** begin Dataset records **

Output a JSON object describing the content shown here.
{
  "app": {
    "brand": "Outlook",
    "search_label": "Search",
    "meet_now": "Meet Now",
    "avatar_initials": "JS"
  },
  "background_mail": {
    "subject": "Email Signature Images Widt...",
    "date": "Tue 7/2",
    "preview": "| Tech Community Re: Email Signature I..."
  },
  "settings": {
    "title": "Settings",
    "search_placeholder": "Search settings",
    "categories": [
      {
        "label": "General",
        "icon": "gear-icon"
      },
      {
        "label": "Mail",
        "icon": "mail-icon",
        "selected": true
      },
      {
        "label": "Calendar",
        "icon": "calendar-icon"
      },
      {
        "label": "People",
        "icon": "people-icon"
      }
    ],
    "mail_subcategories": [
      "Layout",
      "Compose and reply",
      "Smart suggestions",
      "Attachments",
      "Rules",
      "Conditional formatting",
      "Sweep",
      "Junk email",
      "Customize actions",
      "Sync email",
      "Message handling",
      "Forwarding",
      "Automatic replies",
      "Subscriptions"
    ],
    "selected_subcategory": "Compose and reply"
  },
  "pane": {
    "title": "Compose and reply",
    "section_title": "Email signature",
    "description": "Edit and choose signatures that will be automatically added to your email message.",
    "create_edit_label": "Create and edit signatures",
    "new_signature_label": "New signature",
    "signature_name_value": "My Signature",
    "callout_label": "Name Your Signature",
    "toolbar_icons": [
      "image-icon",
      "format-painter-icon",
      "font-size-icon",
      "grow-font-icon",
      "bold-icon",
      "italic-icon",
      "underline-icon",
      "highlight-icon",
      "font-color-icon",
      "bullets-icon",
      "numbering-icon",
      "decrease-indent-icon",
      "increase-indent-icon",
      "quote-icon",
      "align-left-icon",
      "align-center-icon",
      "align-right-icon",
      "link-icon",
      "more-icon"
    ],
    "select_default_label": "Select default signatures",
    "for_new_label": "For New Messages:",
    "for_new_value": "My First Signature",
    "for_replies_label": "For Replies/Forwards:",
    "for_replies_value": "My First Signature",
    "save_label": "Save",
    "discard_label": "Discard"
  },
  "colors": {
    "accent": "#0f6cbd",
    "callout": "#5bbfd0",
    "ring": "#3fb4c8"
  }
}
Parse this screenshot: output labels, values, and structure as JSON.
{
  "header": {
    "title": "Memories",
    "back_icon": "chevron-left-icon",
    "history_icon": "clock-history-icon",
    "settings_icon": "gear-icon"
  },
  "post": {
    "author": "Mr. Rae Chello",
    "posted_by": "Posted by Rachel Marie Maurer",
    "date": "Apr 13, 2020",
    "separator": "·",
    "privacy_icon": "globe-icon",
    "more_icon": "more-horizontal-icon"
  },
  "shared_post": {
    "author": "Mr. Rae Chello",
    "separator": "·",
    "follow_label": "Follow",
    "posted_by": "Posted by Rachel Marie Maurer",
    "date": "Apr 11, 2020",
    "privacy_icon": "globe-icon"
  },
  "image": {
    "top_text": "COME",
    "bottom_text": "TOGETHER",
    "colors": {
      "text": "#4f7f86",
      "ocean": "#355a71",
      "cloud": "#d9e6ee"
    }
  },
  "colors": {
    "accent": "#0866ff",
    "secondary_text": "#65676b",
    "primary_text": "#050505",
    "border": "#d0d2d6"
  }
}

** end Dataset records **

**Exercise instructions**
Restate the whole listing exactly, leaving out nothing.

**Task answer**
Output a JSON object describing the content shown here.
{
  "app": {
    "brand": "Outlook",
    "search_label": "Search",
    "meet_now": "Meet Now",
    "avatar_initials": "JS"
  },
  "background_mail": {
    "subject": "Email Signature Images Widt...",
    "date": "Tue 7/2",
    "preview": "| Tech Community Re: Email Signature I..."
  },
  "settings": {
    "title": "Settings",
    "search_placeholder": "Search settings",
    "categories": [
      {
        "label": "General",
        "icon": "gear-icon"
      },
      {
        "label": "Mail",
        "icon": "mail-icon",
        "selected": true
      },
      {
        "label": "Calendar",
        "icon": "calendar-icon"
      },
      {
        "label": "People",
        "icon": "people-icon"
      }
    ],
    "mail_subcategories": [
      "Layout",
      "Compose and reply",
      "Smart suggestions",
      "Attachments",
      "Rules",
      "Conditional formatting",
      "Sweep",
      "Junk email",
      "Customize actions",
      "Sync email",
      "Message handling",
      "Forwarding",
      "Automatic replies",
      "Subscriptions"
    ],
    "selected_subcategory": "Compose and reply"
  },
  "pane": {
    "title": "Compose and reply",
    "section_title": "Email signature",
    "description": "Edit and choose signatures that will be automatically added to your email message.",
    "create_edit_label": "Create and edit signatures",
    "new_signature_label": "New signature",
    "signature_name_value": "My Signature",
    "callout_label": "Name Your Signature",
    "toolbar_icons": [
      "image-icon",
      "format-painter-icon",
      "font-size-icon",
      "grow-font-icon",
      "bold-icon",
      "italic-icon",
      "underline-icon",
      "highlight-icon",
      "font-color-icon",
      "bullets-icon",
      "numbering-icon",
      "decrease-indent-icon",
      "increase-indent-icon",
      "quote-icon",
      "align-left-icon",
      "align-center-icon",
      "align-right-icon",
      "link-icon",
      "more-icon"
    ],
    "select_default_label": "Select default signatures",
    "for_new_label": "For New Messages:",
    "for_new_value": "My First Signature",
    "for_replies_label": "For Replies/Forwards:",
    "for_replies_value": "My First Signature",
    "save_label": "Save",
    "discard_label": "Discard"
  },
  "colors": {
    "accent": "#0f6cbd",
    "callout": "#5bbfd0",
    "ring": "#3fb4c8"
  }
}
Parse this screenshot: output labels, values, and structure as JSON.
{
  "header": {
    "title": "Memories",
    "back_icon": "chevron-left-icon",
    "history_icon": "clock-history-icon",
    "settings_icon": "gear-icon"
  },
  "post": {
    "author": "Mr. Rae Chello",
    "posted_by": "Posted by Rachel Marie Maurer",
    "date": "Apr 13, 2020",
    "separator": "·",
    "privacy_icon": "globe-icon",
    "more_icon": "more-horizontal-icon"
  },
  "shared_post": {
    "author": "Mr. Rae Chello",
    "separator": "·",
    "follow_label": "Follow",
    "posted_by": "Posted by Rachel Marie Maurer",
    "date": "Apr 11, 2020",
    "privacy_icon": "globe-icon"
  },
  "image": {
    "top_text": "COME",
    "bottom_text": "TOGETHER",
    "colors": {
      "text": "#4f7f86",
      "ocean": "#355a71",
      "cloud": "#d9e6ee"
    }
  },
  "colors": {
    "accent": "#0866ff",
    "secondary_text": "#65676b",
    "primary_text": "#050505",
    "border": "#d0d2d6"
  }
}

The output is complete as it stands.